Problem:
Render every entry exactly as it appears.
::::
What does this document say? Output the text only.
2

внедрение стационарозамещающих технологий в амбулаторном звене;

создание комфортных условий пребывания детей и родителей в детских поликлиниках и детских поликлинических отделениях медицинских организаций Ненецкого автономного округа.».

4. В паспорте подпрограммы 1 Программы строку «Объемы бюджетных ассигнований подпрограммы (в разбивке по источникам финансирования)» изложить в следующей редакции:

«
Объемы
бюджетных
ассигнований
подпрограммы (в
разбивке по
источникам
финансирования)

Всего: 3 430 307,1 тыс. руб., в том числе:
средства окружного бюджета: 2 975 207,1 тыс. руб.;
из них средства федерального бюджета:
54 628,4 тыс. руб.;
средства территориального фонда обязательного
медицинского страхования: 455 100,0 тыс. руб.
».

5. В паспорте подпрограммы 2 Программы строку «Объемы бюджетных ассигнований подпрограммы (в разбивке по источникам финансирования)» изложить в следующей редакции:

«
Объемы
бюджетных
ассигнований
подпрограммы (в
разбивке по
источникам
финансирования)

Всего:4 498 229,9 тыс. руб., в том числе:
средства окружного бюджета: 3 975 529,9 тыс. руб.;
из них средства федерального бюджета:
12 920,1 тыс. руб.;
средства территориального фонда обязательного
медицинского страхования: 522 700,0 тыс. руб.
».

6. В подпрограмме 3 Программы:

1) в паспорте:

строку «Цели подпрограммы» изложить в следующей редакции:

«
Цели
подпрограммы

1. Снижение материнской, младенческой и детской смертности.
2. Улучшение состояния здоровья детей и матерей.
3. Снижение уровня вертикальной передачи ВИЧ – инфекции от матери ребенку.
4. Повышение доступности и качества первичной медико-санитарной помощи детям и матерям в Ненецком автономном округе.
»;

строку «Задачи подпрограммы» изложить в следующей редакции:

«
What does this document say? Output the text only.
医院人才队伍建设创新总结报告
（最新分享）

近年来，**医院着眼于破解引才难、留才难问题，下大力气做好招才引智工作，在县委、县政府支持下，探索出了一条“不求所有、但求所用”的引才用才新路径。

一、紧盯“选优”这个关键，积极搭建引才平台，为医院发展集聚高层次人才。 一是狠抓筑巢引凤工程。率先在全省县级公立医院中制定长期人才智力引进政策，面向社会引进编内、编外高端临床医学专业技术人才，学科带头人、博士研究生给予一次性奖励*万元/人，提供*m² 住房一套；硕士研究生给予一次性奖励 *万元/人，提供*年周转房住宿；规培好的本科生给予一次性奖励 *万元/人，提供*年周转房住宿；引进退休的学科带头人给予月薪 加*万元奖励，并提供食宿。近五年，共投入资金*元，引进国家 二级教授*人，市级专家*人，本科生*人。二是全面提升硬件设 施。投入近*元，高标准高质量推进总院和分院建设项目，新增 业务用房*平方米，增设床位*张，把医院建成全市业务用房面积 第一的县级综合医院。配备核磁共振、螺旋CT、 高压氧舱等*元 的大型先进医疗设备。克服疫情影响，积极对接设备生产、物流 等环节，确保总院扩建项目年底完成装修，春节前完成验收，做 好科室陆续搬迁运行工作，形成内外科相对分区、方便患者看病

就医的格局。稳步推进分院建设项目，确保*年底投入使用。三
::::
Result for this task:
What does this document say? Output the text only.
2

внедрение стационарозамещающих технологий в амбулаторном звене;

создание комфортных условий пребывания детей и родителей в детских поликлиниках и детских поликлинических отделениях медицинских организаций Ненецкого автономного округа.».

4. В паспорте подпрограммы 1 Программы строку «Объемы бюджетных ассигнований подпрограммы (в разбивке по источникам финансирования)» изложить в следующей редакции:

«
Объемы
бюджетных
ассигнований
подпрограммы (в
разбивке по
источникам
финансирования)

Всего: 3 430 307,1 тыс. руб., в том числе:
средства окружного бюджета: 2 975 207,1 тыс. руб.;
из них средства федерального бюджета:
54 628,4 тыс. руб.;
средства территориального фонда обязательного
медицинского страхования: 455 100,0 тыс. руб.
».

5. В паспорте подпрограммы 2 Программы строку «Объемы бюджетных ассигнований подпрограммы (в разбивке по источникам финансирования)» изложить в следующей редакции:

«
Объемы
бюджетных
ассигнований
подпрограммы (в
разбивке по
источникам
финансирования)

Всего:4 498 229,9 тыс. руб., в том числе:
средства окружного бюджета: 3 975 529,9 тыс. руб.;
из них средства федерального бюджета:
12 920,1 тыс. руб.;
средства территориального фонда обязательного
медицинского страхования: 522 700,0 тыс. руб.
».

6. В подпрограмме 3 Программы:

1) в паспорте:

строку «Цели подпрограммы» изложить в следующей редакции:

«
Цели
подпрограммы

1. Снижение материнской, младенческой и детской смертности.
2. Улучшение состояния здоровья детей и матерей.
3. Снижение уровня вертикальной передачи ВИЧ – инфекции от матери ребенку.
4. Повышение доступности и качества первичной медико-санитарной помощи детям и матерям в Ненецком автономном округе.
»;

строку «Задачи подпрограммы» изложить в следующей редакции:

«
What does this document say? Output the text only.
医院人才队伍建设创新总结报告
（最新分享）

近年来，**医院着眼于破解引才难、留才难问题，下大力气做好招才引智工作，在县委、县政府支持下，探索出了一条“不求所有、但求所用”的引才用才新路径。

一、紧盯“选优”这个关键，积极搭建引才平台，为医院发展集聚高层次人才。 一是狠抓筑巢引凤工程。率先在全省县级公立医院中制定长期人才智力引进政策，面向社会引进编内、编外高端临床医学专业技术人才，学科带头人、博士研究生给予一次性奖励*万元/人，提供*m² 住房一套；硕士研究生给予一次性奖励 *万元/人，提供*年周转房住宿；规培好的本科生给予一次性奖励 *万元/人，提供*年周转房住宿；引进退休的学科带头人给予月薪 加*万元奖励，并提供食宿。近五年，共投入资金*元，引进国家 二级教授*人，市级专家*人，本科生*人。二是全面提升硬件设 施。投入近*元，高标准高质量推进总院和分院建设项目，新增 业务用房*平方米，增设床位*张，把医院建成全市业务用房面积 第一的县级综合医院。配备核磁共振、螺旋CT、 高压氧舱等*元 的大型先进医疗设备。克服疫情影响，积极对接设备生产、物流 等环节，确保总院扩建项目年底完成装修，春节前完成验收，做 好科室陆续搬迁运行工作，形成内外科相对分区、方便患者看病

就医的格局。稳步推进分院建设项目，确保*年底投入使用。三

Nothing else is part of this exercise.